Copy the data exactly; pictures stay out of the copy.
***** Items
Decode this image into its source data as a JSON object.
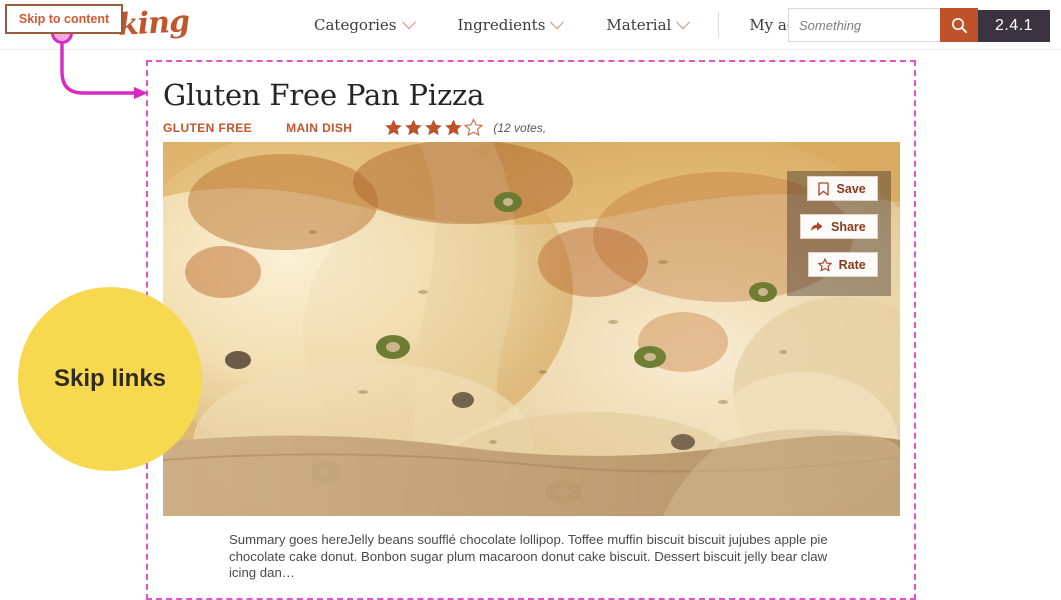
{
  "header": {
    "skip_link": {
      "label": "Skip to content",
      "icon": "skip-link"
    },
    "logo": {
      "text": "king",
      "icon": "site-logo"
    },
    "nav": [
      {
        "label": "Categories",
        "icon": "chevron-down-icon"
      },
      {
        "label": "Ingredients",
        "icon": "chevron-down-icon"
      },
      {
        "label": "Material",
        "icon": "chevron-down-icon"
      },
      {
        "label": "My account",
        "icon": "chevron-down-icon"
      }
    ],
    "search": {
      "value": "",
      "placeholder": "Something",
      "button_icon": "search-icon",
      "accent": "#c0522a"
    },
    "version": {
      "label": "2.4.1",
      "background": "#3b3440"
    }
  },
  "recipe": {
    "title": "Gluten Free Pan Pizza",
    "tags": [
      {
        "label": "GLUTEN FREE"
      },
      {
        "label": "MAIN DISH"
      }
    ],
    "rating": {
      "filled": 4,
      "total": 5,
      "star_color": "#c0522a",
      "votes_text": "(12 votes,"
    },
    "image_alt": "gluten free pan pizza closeup",
    "actions": [
      {
        "label": "Save",
        "icon": "bookmark-icon"
      },
      {
        "label": "Share",
        "icon": "share-arrow-icon"
      },
      {
        "label": "Rate",
        "icon": "star-outline-icon"
      }
    ],
    "summary": "Summary goes hereJelly beans soufflé chocolate lollipop. Toffee muffin biscuit biscuit jujubes apple pie chocolate cake donut. Bonbon sugar plum macaroon donut cake biscuit. Dessert biscuit jelly bear claw icing dan…"
  },
  "annotation": {
    "callout_label": "Skip links",
    "callout_color": "#f7d94f",
    "arrow_color": "#d829c0",
    "content_outline_color": "#e451c8"
  }
}
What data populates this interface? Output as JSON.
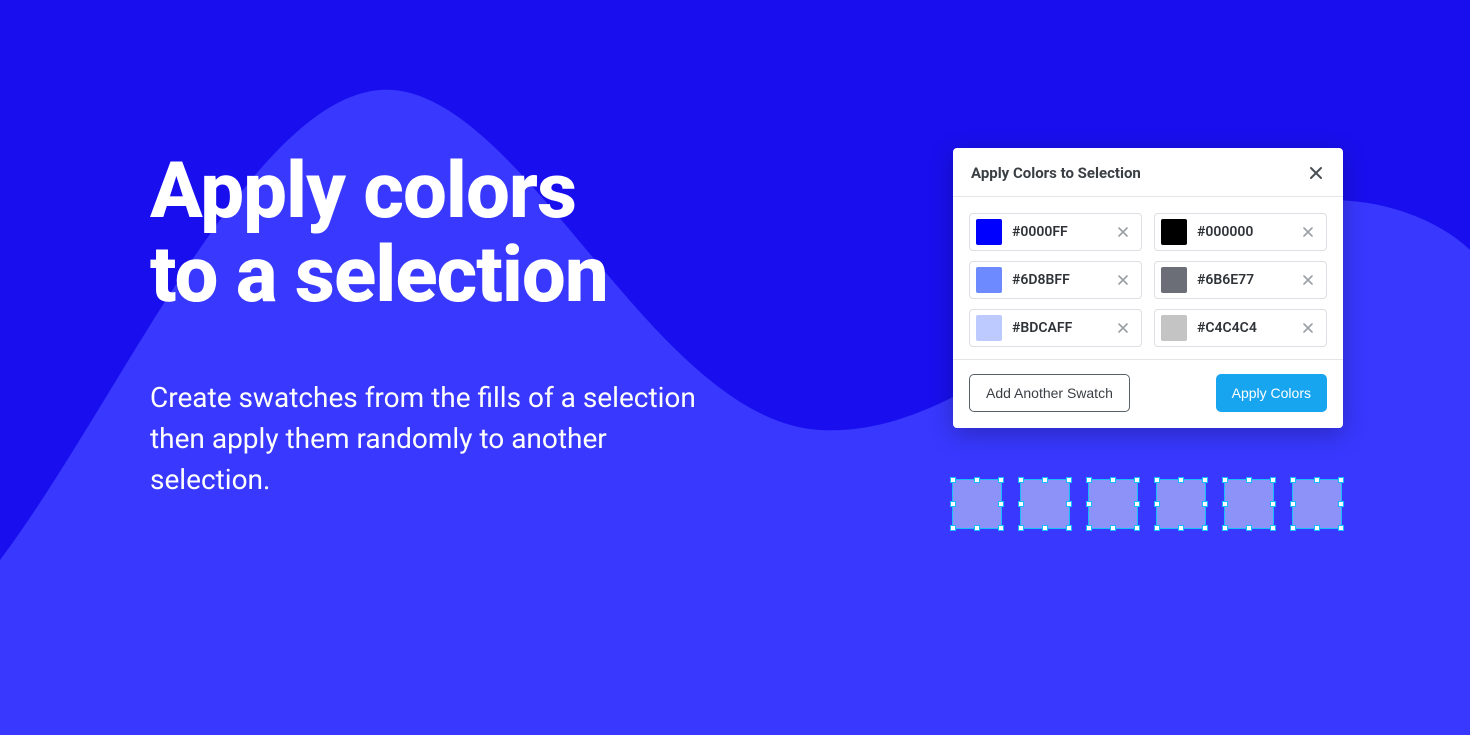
**********
**Response to the exercise**
Decode this image into its source data as a JSON object.
{
  "header": {
    "skip_link": {
      "label": "Skip to content",
      "icon": "skip-link"
    },
    "logo": {
      "text": "king",
      "icon": "site-logo"
    },
    "nav": [
      {
        "label": "Categories",
        "icon": "chevron-down-icon"
      },
      {
        "label": "Ingredients",
        "icon": "chevron-down-icon"
      },
      {
        "label": "Material",
        "icon": "chevron-down-icon"
      },
      {
        "label": "My account",
        "icon": "chevron-down-icon"
      }
    ],
    "search": {
      "value": "",
      "placeholder": "Something",
      "button_icon": "search-icon",
      "accent": "#c0522a"
    },
    "version": {
      "label": "2.4.1",
      "background": "#3b3440"
    }
  },
  "recipe": {
    "title": "Gluten Free Pan Pizza",
    "tags": [
      {
        "label": "GLUTEN FREE"
      },
      {
        "label": "MAIN DISH"
      }
    ],
    "rating": {
      "filled": 4,
      "total": 5,
      "star_color": "#c0522a",
      "votes_text": "(12 votes,"
    },
    "image_alt": "gluten free pan pizza closeup",
    "actions": [
      {
        "label": "Save",
        "icon": "bookmark-icon"
      },
      {
        "label": "Share",
        "icon": "share-arrow-icon"
      },
      {
        "label": "Rate",
        "icon": "star-outline-icon"
      }
    ],
    "summary": "Summary goes hereJelly beans soufflé chocolate lollipop. Toffee muffin biscuit biscuit jujubes apple pie chocolate cake donut. Bonbon sugar plum macaroon donut cake biscuit. Dessert biscuit jelly bear claw icing dan…"
  },
  "annotation": {
    "callout_label": "Skip links",
    "callout_color": "#f7d94f",
    "arrow_color": "#d829c0",
    "content_outline_color": "#e451c8"
  }
}
What data populates this interface? Output as JSON.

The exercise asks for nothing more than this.